**MATERIAL FOR THIS TASK:**
****************************************

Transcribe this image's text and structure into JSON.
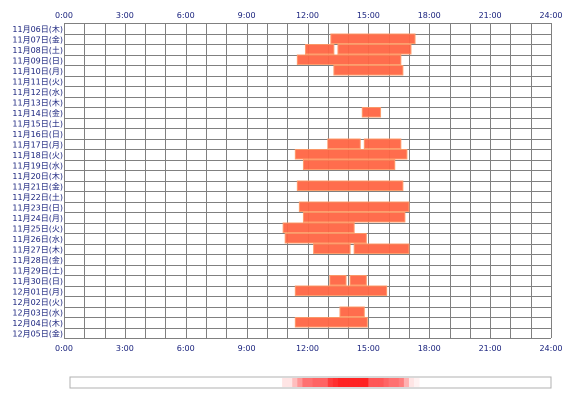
{
  "chart_data": {
    "type": "timeline",
    "x_ticks": [
      "0:00",
      "3:00",
      "6:00",
      "9:00",
      "12:00",
      "15:00",
      "18:00",
      "21:00",
      "24:00"
    ],
    "x_range": [
      0,
      24
    ],
    "grid": true,
    "rows": [
      {
        "date": "11月06日(木)",
        "intervals": []
      },
      {
        "date": "11月07日(金)",
        "intervals": [
          [
            13.15,
            17.3
          ]
        ]
      },
      {
        "date": "11月08日(土)",
        "intervals": [
          [
            11.9,
            13.3
          ],
          [
            13.5,
            17.1
          ]
        ]
      },
      {
        "date": "11月09日(日)",
        "intervals": [
          [
            11.5,
            16.6
          ]
        ]
      },
      {
        "date": "11月10日(月)",
        "intervals": [
          [
            13.3,
            16.7
          ]
        ]
      },
      {
        "date": "11月11日(火)",
        "intervals": []
      },
      {
        "date": "11月12日(水)",
        "intervals": []
      },
      {
        "date": "11月13日(木)",
        "intervals": []
      },
      {
        "date": "11月14日(金)",
        "intervals": [
          [
            14.7,
            15.6
          ]
        ]
      },
      {
        "date": "11月15日(土)",
        "intervals": []
      },
      {
        "date": "11月16日(日)",
        "intervals": []
      },
      {
        "date": "11月17日(月)",
        "intervals": [
          [
            13.0,
            14.6
          ],
          [
            14.8,
            16.6
          ]
        ]
      },
      {
        "date": "11月18日(火)",
        "intervals": [
          [
            11.4,
            16.9
          ]
        ]
      },
      {
        "date": "11月19日(水)",
        "intervals": [
          [
            11.8,
            16.3
          ]
        ]
      },
      {
        "date": "11月20日(木)",
        "intervals": []
      },
      {
        "date": "11月21日(金)",
        "intervals": [
          [
            11.5,
            16.7
          ]
        ]
      },
      {
        "date": "11月22日(土)",
        "intervals": []
      },
      {
        "date": "11月23日(日)",
        "intervals": [
          [
            11.6,
            17.0
          ]
        ]
      },
      {
        "date": "11月24日(月)",
        "intervals": [
          [
            11.8,
            16.8
          ]
        ]
      },
      {
        "date": "11月25日(火)",
        "intervals": [
          [
            10.8,
            14.3
          ]
        ]
      },
      {
        "date": "11月26日(水)",
        "intervals": [
          [
            10.9,
            14.9
          ]
        ]
      },
      {
        "date": "11月27日(木)",
        "intervals": [
          [
            12.3,
            14.1
          ],
          [
            14.3,
            17.0
          ]
        ]
      },
      {
        "date": "11月28日(金)",
        "intervals": []
      },
      {
        "date": "11月29日(土)",
        "intervals": []
      },
      {
        "date": "11月30日(日)",
        "intervals": [
          [
            13.1,
            13.9
          ],
          [
            14.1,
            14.9
          ]
        ]
      },
      {
        "date": "12月01日(月)",
        "intervals": [
          [
            11.4,
            15.9
          ]
        ]
      },
      {
        "date": "12月02日(火)",
        "intervals": []
      },
      {
        "date": "12月03日(水)",
        "intervals": [
          [
            13.6,
            14.8
          ]
        ]
      },
      {
        "date": "12月04日(木)",
        "intervals": [
          [
            11.4,
            14.95
          ]
        ]
      },
      {
        "date": "12月05日(金)",
        "intervals": []
      }
    ],
    "colors": {
      "bar_fill": "#ff6644",
      "bar_edge": "#ff9966",
      "grid_line": "#808080",
      "tick_text": "#1a237e",
      "border": "#808080",
      "heat_hot": "#ff2020",
      "heat_cold": "#ffffff"
    }
  }
}
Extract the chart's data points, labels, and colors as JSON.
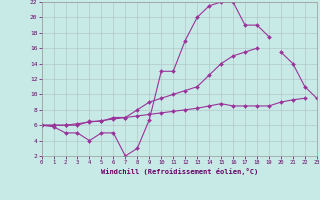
{
  "xlabel": "Windchill (Refroidissement éolien,°C)",
  "background_color": "#c8eae6",
  "grid_color": "#b0c8c8",
  "line_color": "#993399",
  "xmin": 0,
  "xmax": 23,
  "ymin": 2,
  "ymax": 22,
  "yticks": [
    2,
    4,
    6,
    8,
    10,
    12,
    14,
    16,
    18,
    20,
    22
  ],
  "xticks": [
    0,
    1,
    2,
    3,
    4,
    5,
    6,
    7,
    8,
    9,
    10,
    11,
    12,
    13,
    14,
    15,
    16,
    17,
    18,
    19,
    20,
    21,
    22,
    23
  ],
  "series": [
    {
      "x": [
        0,
        1,
        2,
        3,
        4,
        5,
        6,
        7,
        8,
        9,
        10,
        11,
        12,
        13,
        14,
        15,
        16,
        17,
        18,
        19
      ],
      "y": [
        6,
        5.8,
        5,
        5,
        4,
        5,
        5,
        2,
        3,
        6.7,
        13,
        13,
        17,
        20,
        21.5,
        22,
        22,
        19,
        19,
        17.5
      ]
    },
    {
      "x": [
        0,
        1,
        2,
        3,
        4,
        5,
        6,
        7,
        8,
        9,
        10,
        11,
        12,
        13,
        14,
        15,
        16,
        17,
        18
      ],
      "y": [
        6,
        6,
        6,
        6,
        6.5,
        6.5,
        7,
        7,
        8,
        9,
        9.5,
        10,
        10.5,
        11,
        12.5,
        14,
        15,
        15.5,
        16
      ]
    },
    {
      "x": [
        0,
        1,
        2,
        3,
        4,
        5,
        6,
        7,
        8,
        9,
        10,
        11,
        12,
        13,
        14,
        15,
        16,
        17,
        18,
        19,
        20,
        21,
        22
      ],
      "y": [
        6,
        6,
        6,
        6.2,
        6.4,
        6.6,
        6.8,
        7.0,
        7.2,
        7.4,
        7.6,
        7.8,
        8.0,
        8.2,
        8.5,
        8.8,
        8.5,
        8.5,
        8.5,
        8.5,
        9.0,
        9.3,
        9.5
      ]
    },
    {
      "x": [
        20,
        21,
        22,
        23
      ],
      "y": [
        15.5,
        14,
        11,
        9.5
      ]
    }
  ]
}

****************************************

**SET PROBLEM:** Leave out the pictures and give the listing above again exactly.

**ANSWER TO THE EXERCISE:**
Transcribe this image's text and structure into JSON.
{
  "chart_data": {
    "type": "timeline",
    "x_ticks": [
      "0:00",
      "3:00",
      "6:00",
      "9:00",
      "12:00",
      "15:00",
      "18:00",
      "21:00",
      "24:00"
    ],
    "x_range": [
      0,
      24
    ],
    "grid": true,
    "rows": [
      {
        "date": "11月06日(木)",
        "intervals": []
      },
      {
        "date": "11月07日(金)",
        "intervals": [
          [
            13.15,
            17.3
          ]
        ]
      },
      {
        "date": "11月08日(土)",
        "intervals": [
          [
            11.9,
            13.3
          ],
          [
            13.5,
            17.1
          ]
        ]
      },
      {
        "date": "11月09日(日)",
        "intervals": [
          [
            11.5,
            16.6
          ]
        ]
      },
      {
        "date": "11月10日(月)",
        "intervals": [
          [
            13.3,
            16.7
          ]
        ]
      },
      {
        "date": "11月11日(火)",
        "intervals": []
      },
      {
        "date": "11月12日(水)",
        "intervals": []
      },
      {
        "date": "11月13日(木)",
        "intervals": []
      },
      {
        "date": "11月14日(金)",
        "intervals": [
          [
            14.7,
            15.6
          ]
        ]
      },
      {
        "date": "11月15日(土)",
        "intervals": []
      },
      {
        "date": "11月16日(日)",
        "intervals": []
      },
      {
        "date": "11月17日(月)",
        "intervals": [
          [
            13.0,
            14.6
          ],
          [
            14.8,
            16.6
          ]
        ]
      },
      {
        "date": "11月18日(火)",
        "intervals": [
          [
            11.4,
            16.9
          ]
        ]
      },
      {
        "date": "11月19日(水)",
        "intervals": [
          [
            11.8,
            16.3
          ]
        ]
      },
      {
        "date": "11月20日(木)",
        "intervals": []
      },
      {
        "date": "11月21日(金)",
        "intervals": [
          [
            11.5,
            16.7
          ]
        ]
      },
      {
        "date": "11月22日(土)",
        "intervals": []
      },
      {
        "date": "11月23日(日)",
        "intervals": [
          [
            11.6,
            17.0
          ]
        ]
      },
      {
        "date": "11月24日(月)",
        "intervals": [
          [
            11.8,
            16.8
          ]
        ]
      },
      {
        "date": "11月25日(火)",
        "intervals": [
          [
            10.8,
            14.3
          ]
        ]
      },
      {
        "date": "11月26日(水)",
        "intervals": [
          [
            10.9,
            14.9
          ]
        ]
      },
      {
        "date": "11月27日(木)",
        "intervals": [
          [
            12.3,
            14.1
          ],
          [
            14.3,
            17.0
          ]
        ]
      },
      {
        "date": "11月28日(金)",
        "intervals": []
      },
      {
        "date": "11月29日(土)",
        "intervals": []
      },
      {
        "date": "11月30日(日)",
        "intervals": [
          [
            13.1,
            13.9
          ],
          [
            14.1,
            14.9
          ]
        ]
      },
      {
        "date": "12月01日(月)",
        "intervals": [
          [
            11.4,
            15.9
          ]
        ]
      },
      {
        "date": "12月02日(火)",
        "intervals": []
      },
      {
        "date": "12月03日(水)",
        "intervals": [
          [
            13.6,
            14.8
          ]
        ]
      },
      {
        "date": "12月04日(木)",
        "intervals": [
          [
            11.4,
            14.95
          ]
        ]
      },
      {
        "date": "12月05日(金)",
        "intervals": []
      }
    ],
    "colors": {
      "bar_fill": "#ff6644",
      "bar_edge": "#ff9966",
      "grid_line": "#808080",
      "tick_text": "#1a237e",
      "border": "#808080",
      "heat_hot": "#ff2020",
      "heat_cold": "#ffffff"
    }
  }
}
Extract the chart's data points, labels, and colors as JSON.
{
  "xlabel": "Windchill (Refroidissement éolien,°C)",
  "background_color": "#c8eae6",
  "grid_color": "#b0c8c8",
  "line_color": "#993399",
  "xmin": 0,
  "xmax": 23,
  "ymin": 2,
  "ymax": 22,
  "yticks": [
    2,
    4,
    6,
    8,
    10,
    12,
    14,
    16,
    18,
    20,
    22
  ],
  "xticks": [
    0,
    1,
    2,
    3,
    4,
    5,
    6,
    7,
    8,
    9,
    10,
    11,
    12,
    13,
    14,
    15,
    16,
    17,
    18,
    19,
    20,
    21,
    22,
    23
  ],
  "series": [
    {
      "x": [
        0,
        1,
        2,
        3,
        4,
        5,
        6,
        7,
        8,
        9,
        10,
        11,
        12,
        13,
        14,
        15,
        16,
        17,
        18,
        19
      ],
      "y": [
        6,
        5.8,
        5,
        5,
        4,
        5,
        5,
        2,
        3,
        6.7,
        13,
        13,
        17,
        20,
        21.5,
        22,
        22,
        19,
        19,
        17.5
      ]
    },
    {
      "x": [
        0,
        1,
        2,
        3,
        4,
        5,
        6,
        7,
        8,
        9,
        10,
        11,
        12,
        13,
        14,
        15,
        16,
        17,
        18
      ],
      "y": [
        6,
        6,
        6,
        6,
        6.5,
        6.5,
        7,
        7,
        8,
        9,
        9.5,
        10,
        10.5,
        11,
        12.5,
        14,
        15,
        15.5,
        16
      ]
    },
    {
      "x": [
        0,
        1,
        2,
        3,
        4,
        5,
        6,
        7,
        8,
        9,
        10,
        11,
        12,
        13,
        14,
        15,
        16,
        17,
        18,
        19,
        20,
        21,
        22
      ],
      "y": [
        6,
        6,
        6,
        6.2,
        6.4,
        6.6,
        6.8,
        7.0,
        7.2,
        7.4,
        7.6,
        7.8,
        8.0,
        8.2,
        8.5,
        8.8,
        8.5,
        8.5,
        8.5,
        8.5,
        9.0,
        9.3,
        9.5
      ]
    },
    {
      "x": [
        20,
        21,
        22,
        23
      ],
      "y": [
        15.5,
        14,
        11,
        9.5
      ]
    }
  ]
}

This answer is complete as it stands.